(WHAT YOU NEED TO DO):
Keep only those lines of the records that include the string "вины".

(DATA IN THIS EXERCISE):
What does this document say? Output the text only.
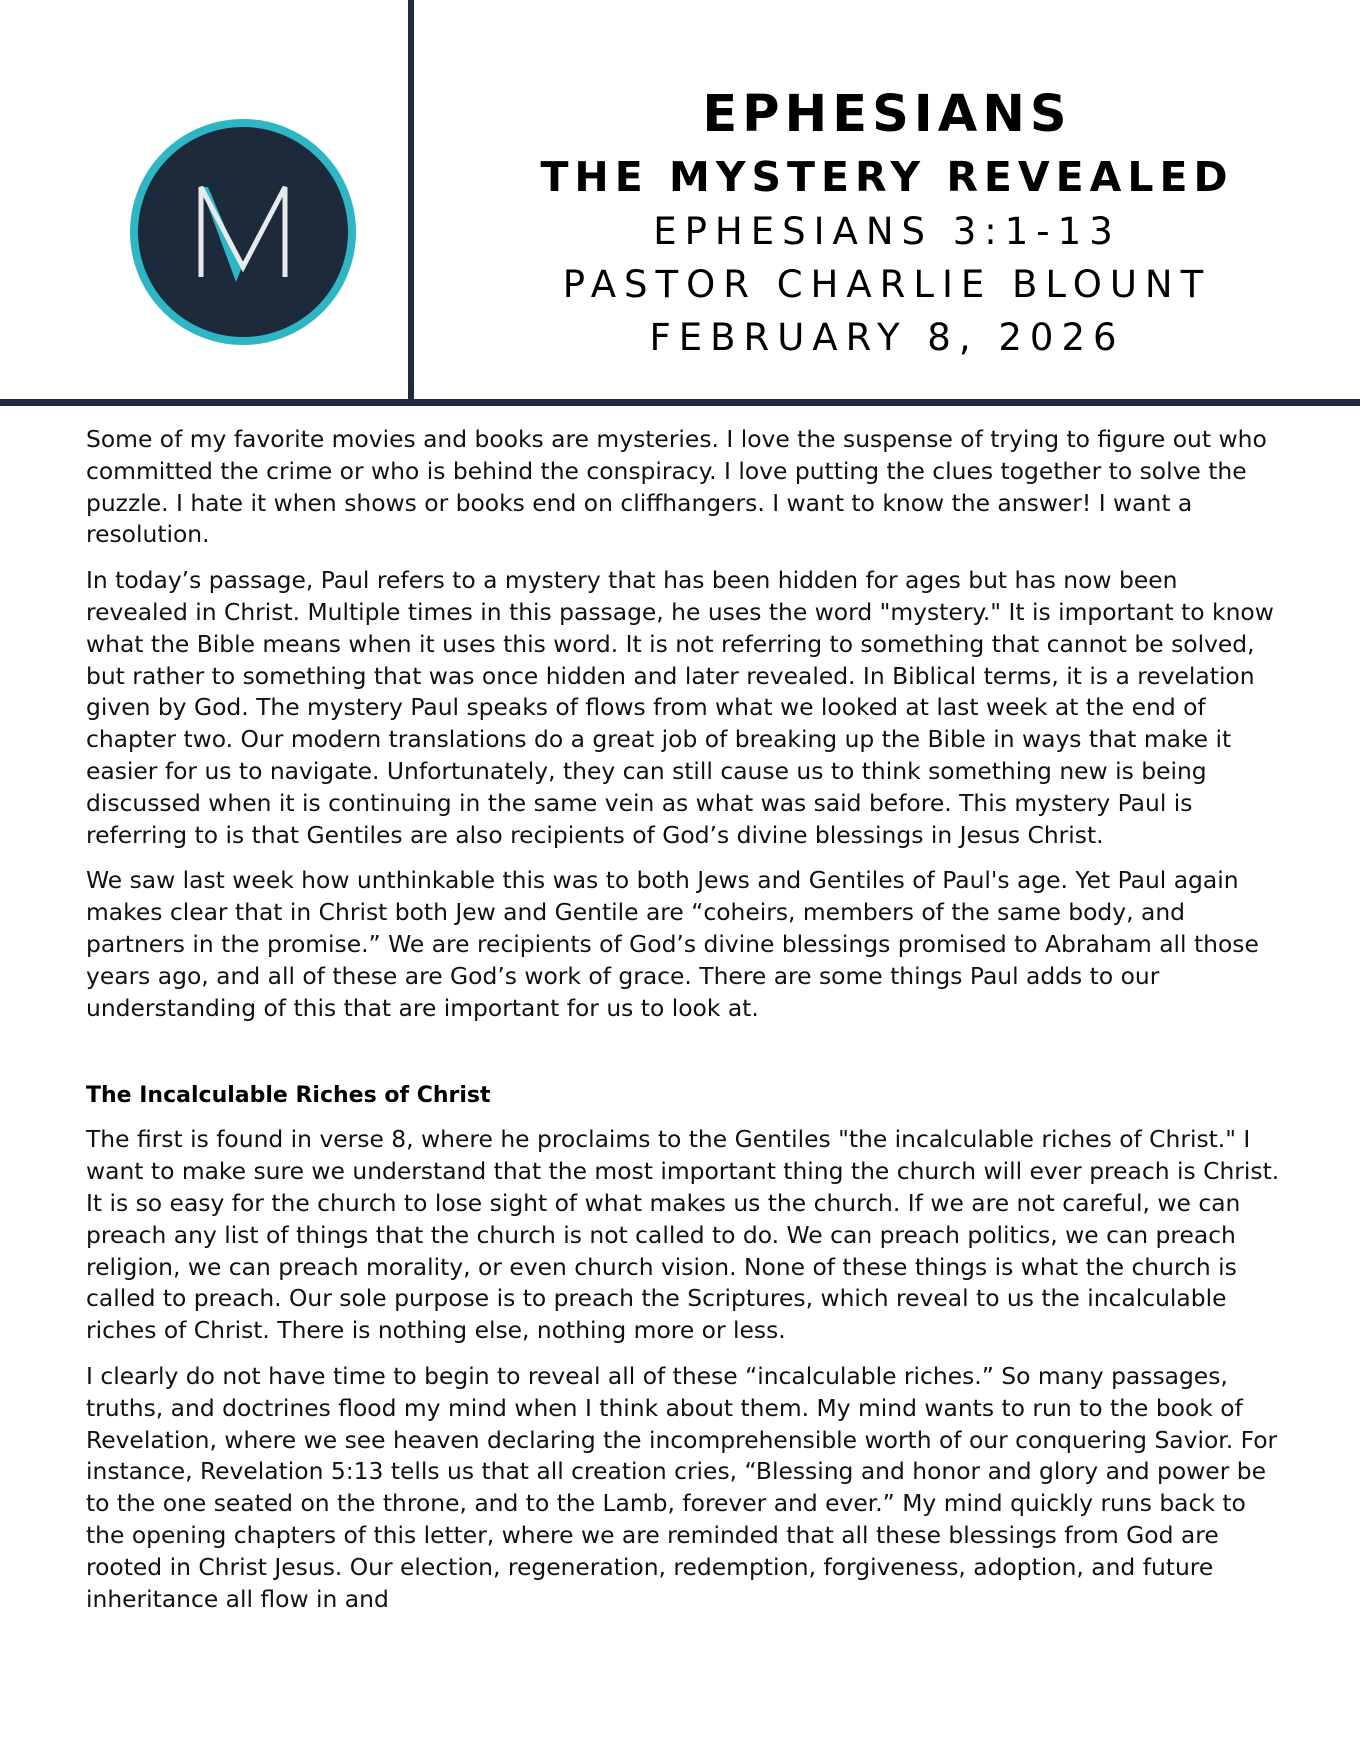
EPHESIANS
THE MYSTERY REVEALED
EPHESIANS 3:1-13
PASTOR CHARLIE BLOUNT
FEBRUARY 8, 2026

Some of my favorite movies and books are mysteries. I love the suspense of trying to figure out who committed the crime or who is behind the conspiracy. I love putting the clues together to solve the puzzle. I hate it when shows or books end on cliffhangers. I want to know the answer! I want a resolution.

In today’s passage, Paul refers to a mystery that has been hidden for ages but has now been revealed in Christ. Multiple times in this passage, he uses the word "mystery." It is important to know what the Bible means when it uses this word. It is not referring to something that cannot be solved, but rather to something that was once hidden and later revealed. In Biblical terms, it is a revelation given by God. The mystery Paul speaks of flows from what we looked at last week at the end of chapter two. Our modern translations do a great job of breaking up the Bible in ways that make it easier for us to navigate. Unfortunately, they can still cause us to think something new is being discussed when it is continuing in the same vein as what was said before. This mystery Paul is referring to is that Gentiles are also recipients of God’s divine blessings in Jesus Christ.

We saw last week how unthinkable this was to both Jews and Gentiles of Paul's age. Yet Paul again makes clear that in Christ both Jew and Gentile are “coheirs, members of the same body, and partners in the promise.” We are recipients of God’s divine blessings promised to Abraham all those years ago, and all of these are God’s work of grace. There are some things Paul adds to our understanding of this that are important for us to look at.

The Incalculable Riches of Christ

The first is found in verse 8, where he proclaims to the Gentiles "the incalculable riches of Christ." I want to make sure we understand that the most important thing the church will ever preach is Christ. It is so easy for the church to lose sight of what makes us the church. If we are not careful, we can preach any list of things that the church is not called to do. We can preach politics, we can preach religion, we can preach morality, or even church vision. None of these things is what the church is called to preach. Our sole purpose is to preach the Scriptures, which reveal to us the incalculable riches of Christ. There is nothing else, nothing more or less.

I clearly do not have time to begin to reveal all of these “incalculable riches.” So many passages, truths, and doctrines flood my mind when I think about them. My mind wants to run to the book of Revelation, where we see heaven declaring the incomprehensible worth of our conquering Savior. For instance, Revelation 5:13 tells us that all creation cries, “Blessing and honor and glory and power be to the one seated on the throne, and to the Lamb, forever and ever.” My mind quickly runs back to the opening chapters of this letter, where we are reminded that all these blessings from God are rooted in Christ Jesus. Our election, regeneration, redemption, forgiveness, adoption, and future inheritance all flow in and
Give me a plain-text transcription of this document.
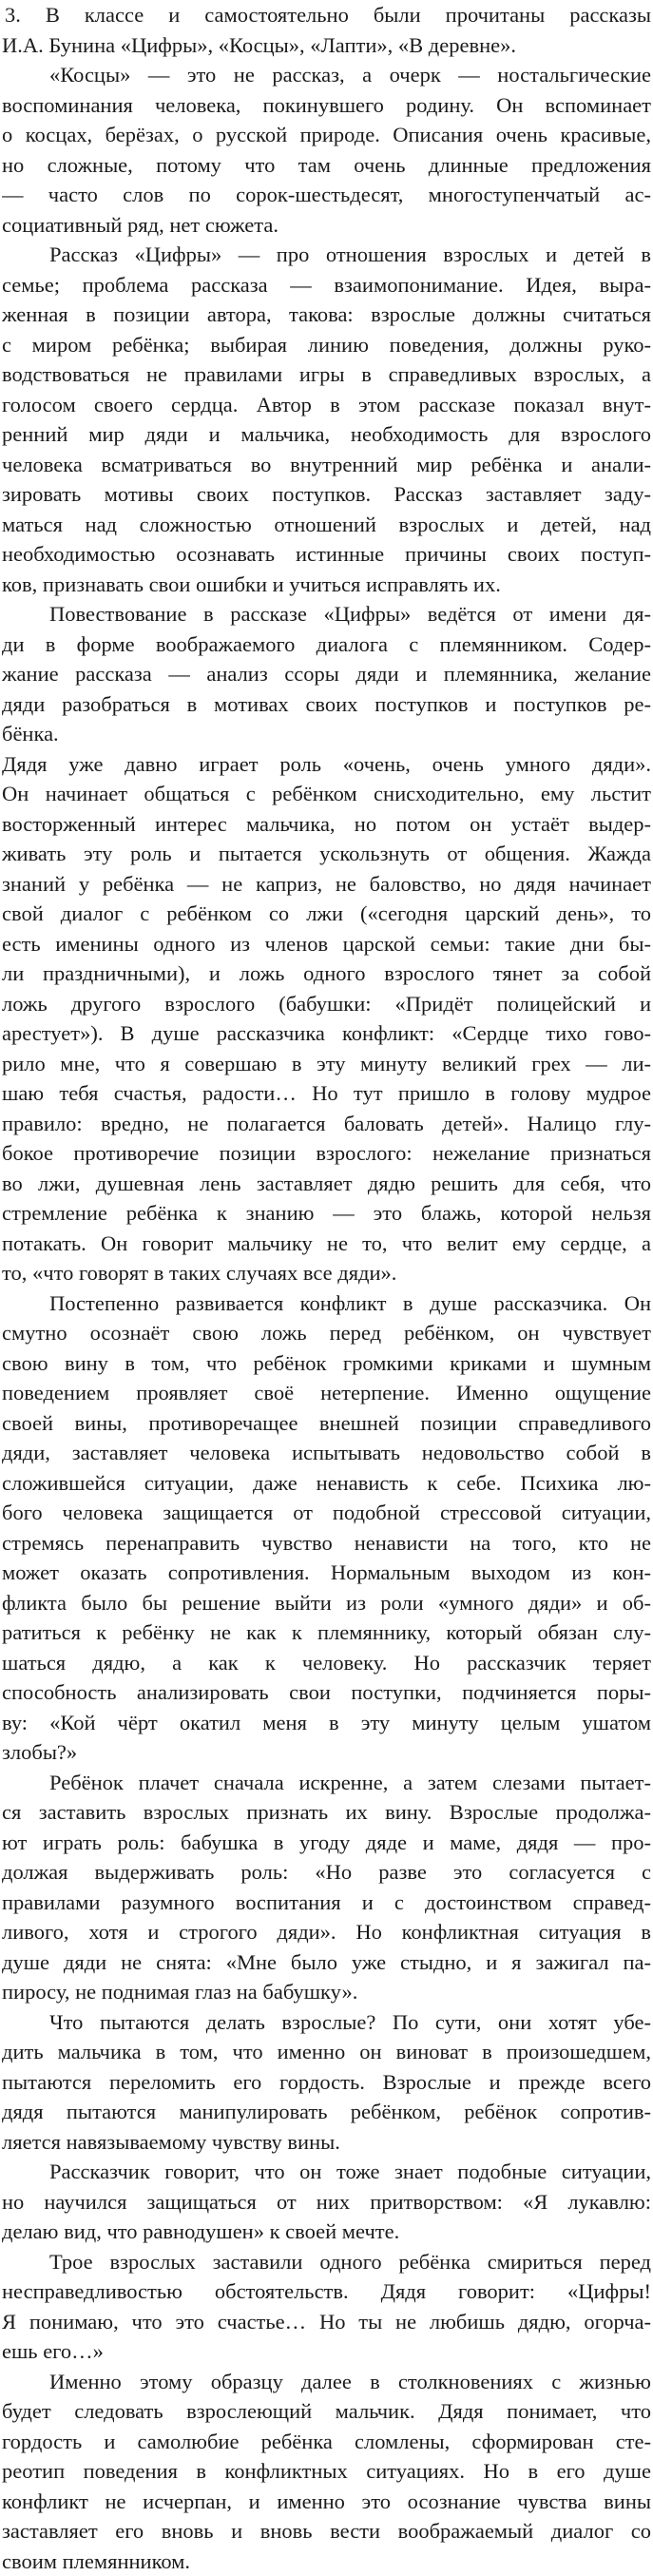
3. В классе и самостоятельно были прочитаны рассказы
И.А. Бунина «Цифры», «Косцы», «Лапти», «В деревне».
«Косцы» — это не рассказ, а очерк — ностальгические
воспоминания человека, покинувшего родину. Он вспоминает
о косцах, берёзах, о русской природе. Описания очень красивые,
но сложные, потому что там очень длинные предложения
— часто слов по сорок-шестьдесят, многоступенчатый ас-
социативный ряд, нет сюжета.
Рассказ «Цифры» — про отношения взрослых и детей в
семье; проблема рассказа — взаимопонимание. Идея, выра-
женная в позиции автора, такова: взрослые должны считаться
с миром ребёнка; выбирая линию поведения, должны руко-
водствоваться не правилами игры в справедливых взрослых, а
голосом своего сердца. Автор в этом рассказе показал внут-
ренний мир дяди и мальчика, необходимость для взрослого
человека всматриваться во внутренний мир ребёнка и анали-
зировать мотивы своих поступков. Рассказ заставляет заду-
маться над сложностью отношений взрослых и детей, над
необходимостью осознавать истинные причины своих поступ-
ков, признавать свои ошибки и учиться исправлять их.
Повествование в рассказе «Цифры» ведётся от имени дя-
ди в форме воображаемого диалога с племянником. Содер-
жание рассказа — анализ ссоры дяди и племянника, желание
дяди разобраться в мотивах своих поступков и поступков ре-
бёнка.
Дядя уже давно играет роль «очень, очень умного дяди».
Он начинает общаться с ребёнком снисходительно, ему льстит
восторженный интерес мальчика, но потом он устаёт выдер-
живать эту роль и пытается ускользнуть от общения. Жажда
знаний у ребёнка — не каприз, не баловство, но дядя начинает
свой диалог с ребёнком со лжи («сегодня царский день», то
есть именины одного из членов царской семьи: такие дни бы-
ли праздничными), и ложь одного взрослого тянет за собой
ложь другого взрослого (бабушки: «Придёт полицейский и
арестует»). В душе рассказчика конфликт: «Сердце тихо гово-
рило мне, что я совершаю в эту минуту великий грех — ли-
шаю тебя счастья, радости… Но тут пришло в голову мудрое
правило: вредно, не полагается баловать детей». Налицо глу-
бокое противоречие позиции взрослого: нежелание признаться
во лжи, душевная лень заставляет дядю решить для себя, что
стремление ребёнка к знанию — это блажь, которой нельзя
потакать. Он говорит мальчику не то, что велит ему сердце, а
то, «что говорят в таких случаях все дяди».
Постепенно развивается конфликт в душе рассказчика. Он
смутно осознаёт свою ложь перед ребёнком, он чувствует
свою вину в том, что ребёнок громкими криками и шумным
поведением проявляет своё нетерпение. Именно ощущение
своей вины, противоречащее внешней позиции справедливого
дяди, заставляет человека испытывать недовольство собой в
сложившейся ситуации, даже ненависть к себе. Психика лю-
бого человека защищается от подобной стрессовой ситуации,
стремясь перенаправить чувство ненависти на того, кто не
может оказать сопротивления. Нормальным выходом из кон-
фликта было бы решение выйти из роли «умного дяди» и об-
ратиться к ребёнку не как к племяннику, который обязан слу-
шаться дядю, а как к человеку. Но рассказчик теряет
способность анализировать свои поступки, подчиняется поры-
ву: «Кой чёрт окатил меня в эту минуту целым ушатом
злобы?»
Ребёнок плачет сначала искренне, а затем слезами пытает-
ся заставить взрослых признать их вину. Взрослые продолжа-
ют играть роль: бабушка в угоду дяде и маме, дядя — про-
должая выдерживать роль: «Но разве это согласуется с
правилами разумного воспитания и с достоинством справед-
ливого, хотя и строгого дяди». Но конфликтная ситуация в
душе дяди не снята: «Мне было уже стыдно, и я зажигал па-
пиросу, не поднимая глаз на бабушку».
Что пытаются делать взрослые? По сути, они хотят убе-
дить мальчика в том, что именно он виноват в произошедшем,
пытаются переломить его гордость. Взрослые и прежде всего
дядя пытаются манипулировать ребёнком, ребёнок сопротив-
ляется навязываемому чувству вины.
Рассказчик говорит, что он тоже знает подобные ситуации,
но научился защищаться от них притворством: «Я лукавлю:
делаю вид, что равнодушен» к своей мечте.
Трое взрослых заставили одного ребёнка смириться перед
несправедливостью обстоятельств. Дядя говорит: «Цифры!
Я понимаю, что это счастье… Но ты не любишь дядю, огорча-
ешь его…»
Именно этому образцу далее в столкновениях с жизнью
будет следовать взрослеющий мальчик. Дядя понимает, что
гордость и самолюбие ребёнка сломлены, сформирован сте-
реотип поведения в конфликтных ситуациях. Но в его душе
конфликт не исчерпан, и именно это осознание чувства вины
заставляет его вновь и вновь вести воображаемый диалог со
своим племянником.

(RESULT FOR THIS EXERCISE):
своей вины, противоречащее внешней позиции справедливого
ляется навязываемому чувству вины.
конфликт не исчерпан, и именно это осознание чувства вины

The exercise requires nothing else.